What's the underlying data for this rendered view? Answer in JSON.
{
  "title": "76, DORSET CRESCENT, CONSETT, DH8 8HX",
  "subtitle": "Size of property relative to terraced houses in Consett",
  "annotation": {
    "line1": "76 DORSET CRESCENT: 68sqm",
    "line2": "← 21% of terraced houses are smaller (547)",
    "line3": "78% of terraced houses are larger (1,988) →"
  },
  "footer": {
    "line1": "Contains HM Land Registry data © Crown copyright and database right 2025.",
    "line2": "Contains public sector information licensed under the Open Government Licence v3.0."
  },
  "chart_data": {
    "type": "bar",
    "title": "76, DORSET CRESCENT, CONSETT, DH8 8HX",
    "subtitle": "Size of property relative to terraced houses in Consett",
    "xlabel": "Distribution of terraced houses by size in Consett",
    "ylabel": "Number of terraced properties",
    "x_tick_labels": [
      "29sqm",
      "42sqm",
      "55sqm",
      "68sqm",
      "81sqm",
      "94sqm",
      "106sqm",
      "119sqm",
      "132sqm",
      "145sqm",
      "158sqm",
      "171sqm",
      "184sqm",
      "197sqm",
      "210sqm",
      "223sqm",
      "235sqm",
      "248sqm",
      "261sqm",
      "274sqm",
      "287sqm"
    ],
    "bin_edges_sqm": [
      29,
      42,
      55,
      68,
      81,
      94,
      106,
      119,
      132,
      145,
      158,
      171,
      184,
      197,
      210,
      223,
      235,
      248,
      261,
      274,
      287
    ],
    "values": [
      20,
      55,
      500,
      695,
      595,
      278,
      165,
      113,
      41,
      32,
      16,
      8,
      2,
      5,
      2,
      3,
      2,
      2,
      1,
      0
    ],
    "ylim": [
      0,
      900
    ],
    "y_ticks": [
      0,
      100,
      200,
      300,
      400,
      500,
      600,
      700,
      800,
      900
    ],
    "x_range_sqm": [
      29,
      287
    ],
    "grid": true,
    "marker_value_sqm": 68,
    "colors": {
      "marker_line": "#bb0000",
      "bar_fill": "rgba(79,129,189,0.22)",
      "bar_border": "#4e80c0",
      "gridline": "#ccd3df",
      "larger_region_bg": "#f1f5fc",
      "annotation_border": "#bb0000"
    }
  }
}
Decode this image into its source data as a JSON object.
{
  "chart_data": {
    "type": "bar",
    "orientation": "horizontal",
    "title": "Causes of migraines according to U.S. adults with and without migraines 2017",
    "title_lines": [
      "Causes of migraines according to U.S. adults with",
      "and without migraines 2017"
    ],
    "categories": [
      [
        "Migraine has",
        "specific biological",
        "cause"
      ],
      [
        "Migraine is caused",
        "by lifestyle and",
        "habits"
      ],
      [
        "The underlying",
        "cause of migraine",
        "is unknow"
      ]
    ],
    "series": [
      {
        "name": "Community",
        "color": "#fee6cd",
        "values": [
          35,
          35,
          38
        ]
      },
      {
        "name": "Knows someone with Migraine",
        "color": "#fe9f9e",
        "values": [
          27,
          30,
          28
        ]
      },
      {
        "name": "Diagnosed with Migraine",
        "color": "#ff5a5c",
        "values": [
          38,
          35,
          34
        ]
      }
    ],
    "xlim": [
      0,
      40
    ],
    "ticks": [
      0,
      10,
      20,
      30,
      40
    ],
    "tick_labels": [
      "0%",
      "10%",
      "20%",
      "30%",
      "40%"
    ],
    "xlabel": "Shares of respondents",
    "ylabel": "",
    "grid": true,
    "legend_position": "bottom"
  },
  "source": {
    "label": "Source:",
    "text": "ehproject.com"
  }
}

- - -

Transcribe the data. Leave every line exactly as it is.

> **Result**
What's the underlying data for this rendered view? Answer in JSON.
{
  "title": "76, DORSET CRESCENT, CONSETT, DH8 8HX",
  "subtitle": "Size of property relative to terraced houses in Consett",
  "annotation": {
    "line1": "76 DORSET CRESCENT: 68sqm",
    "line2": "← 21% of terraced houses are smaller (547)",
    "line3": "78% of terraced houses are larger (1,988) →"
  },
  "footer": {
    "line1": "Contains HM Land Registry data © Crown copyright and database right 2025.",
    "line2": "Contains public sector information licensed under the Open Government Licence v3.0."
  },
  "chart_data": {
    "type": "bar",
    "title": "76, DORSET CRESCENT, CONSETT, DH8 8HX",
    "subtitle": "Size of property relative to terraced houses in Consett",
    "xlabel": "Distribution of terraced houses by size in Consett",
    "ylabel": "Number of terraced properties",
    "x_tick_labels": [
      "29sqm",
      "42sqm",
      "55sqm",
      "68sqm",
      "81sqm",
      "94sqm",
      "106sqm",
      "119sqm",
      "132sqm",
      "145sqm",
      "158sqm",
      "171sqm",
      "184sqm",
      "197sqm",
      "210sqm",
      "223sqm",
      "235sqm",
      "248sqm",
      "261sqm",
      "274sqm",
      "287sqm"
    ],
    "bin_edges_sqm": [
      29,
      42,
      55,
      68,
      81,
      94,
      106,
      119,
      132,
      145,
      158,
      171,
      184,
      197,
      210,
      223,
      235,
      248,
      261,
      274,
      287
    ],
    "values": [
      20,
      55,
      500,
      695,
      595,
      278,
      165,
      113,
      41,
      32,
      16,
      8,
      2,
      5,
      2,
      3,
      2,
      2,
      1,
      0
    ],
    "ylim": [
      0,
      900
    ],
    "y_ticks": [
      0,
      100,
      200,
      300,
      400,
      500,
      600,
      700,
      800,
      900
    ],
    "x_range_sqm": [
      29,
      287
    ],
    "grid": true,
    "marker_value_sqm": 68,
    "colors": {
      "marker_line": "#bb0000",
      "bar_fill": "rgba(79,129,189,0.22)",
      "bar_border": "#4e80c0",
      "gridline": "#ccd3df",
      "larger_region_bg": "#f1f5fc",
      "annotation_border": "#bb0000"
    }
  }
}
Decode this image into its source data as a JSON object.
{
  "chart_data": {
    "type": "bar",
    "orientation": "horizontal",
    "title": "Causes of migraines according to U.S. adults with and without migraines 2017",
    "title_lines": [
      "Causes of migraines according to U.S. adults with",
      "and without migraines 2017"
    ],
    "categories": [
      [
        "Migraine has",
        "specific biological",
        "cause"
      ],
      [
        "Migraine is caused",
        "by lifestyle and",
        "habits"
      ],
      [
        "The underlying",
        "cause of migraine",
        "is unknow"
      ]
    ],
    "series": [
      {
        "name": "Community",
        "color": "#fee6cd",
        "values": [
          35,
          35,
          38
        ]
      },
      {
        "name": "Knows someone with Migraine",
        "color": "#fe9f9e",
        "values": [
          27,
          30,
          28
        ]
      },
      {
        "name": "Diagnosed with Migraine",
        "color": "#ff5a5c",
        "values": [
          38,
          35,
          34
        ]
      }
    ],
    "xlim": [
      0,
      40
    ],
    "ticks": [
      0,
      10,
      20,
      30,
      40
    ],
    "tick_labels": [
      "0%",
      "10%",
      "20%",
      "30%",
      "40%"
    ],
    "xlabel": "Shares of respondents",
    "ylabel": "",
    "grid": true,
    "legend_position": "bottom"
  },
  "source": {
    "label": "Source:",
    "text": "ehproject.com"
  }
}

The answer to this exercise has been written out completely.